[DATA LINES]:
-=-=-=-=-
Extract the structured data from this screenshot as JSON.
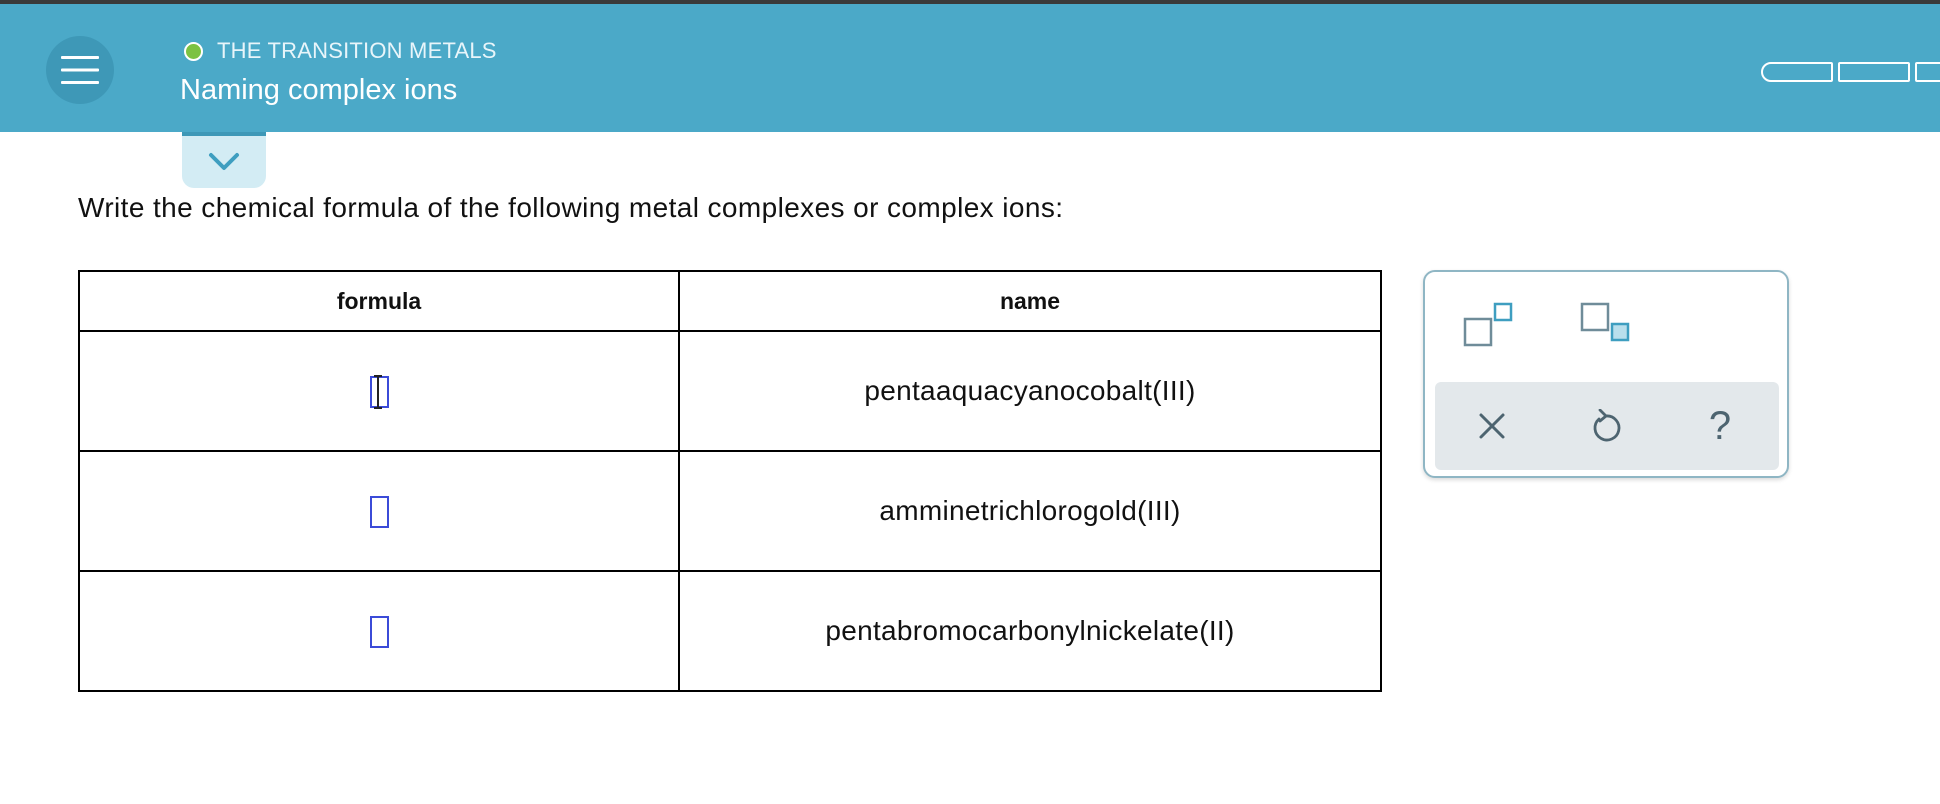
{
  "header": {
    "subject": "THE TRANSITION METALS",
    "topic": "Naming complex ions",
    "status_color": "#7cc242",
    "accent_color": "#4ba9c8",
    "progress_segments": 3
  },
  "question": {
    "instructions": "Write the chemical formula of the following metal complexes or complex ions:"
  },
  "table": {
    "headers": {
      "formula": "formula",
      "name": "name"
    },
    "rows": [
      {
        "name": "pentaaquacyanocobalt(III)",
        "formula_value": ""
      },
      {
        "name": "amminetrichlorogold(III)",
        "formula_value": ""
      },
      {
        "name": "pentabromocarbonylnickelate(II)",
        "formula_value": ""
      }
    ]
  },
  "tools": {
    "superscript_icon": "superscript-icon",
    "subscript_icon": "subscript-icon",
    "clear_icon": "close-icon",
    "undo_icon": "undo-icon",
    "help_icon": "help-icon",
    "help_label": "?"
  }
}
-=-=-=-=-
[PROBLEM STATEMENT]:
Write out each entry exactly as given, omitting any picture.

[FINISHED ANSWER]:
Extract the structured data from this screenshot as JSON.
{
  "header": {
    "subject": "THE TRANSITION METALS",
    "topic": "Naming complex ions",
    "status_color": "#7cc242",
    "accent_color": "#4ba9c8",
    "progress_segments": 3
  },
  "question": {
    "instructions": "Write the chemical formula of the following metal complexes or complex ions:"
  },
  "table": {
    "headers": {
      "formula": "formula",
      "name": "name"
    },
    "rows": [
      {
        "name": "pentaaquacyanocobalt(III)",
        "formula_value": ""
      },
      {
        "name": "amminetrichlorogold(III)",
        "formula_value": ""
      },
      {
        "name": "pentabromocarbonylnickelate(II)",
        "formula_value": ""
      }
    ]
  },
  "tools": {
    "superscript_icon": "superscript-icon",
    "subscript_icon": "subscript-icon",
    "clear_icon": "close-icon",
    "undo_icon": "undo-icon",
    "help_icon": "help-icon",
    "help_label": "?"
  }
}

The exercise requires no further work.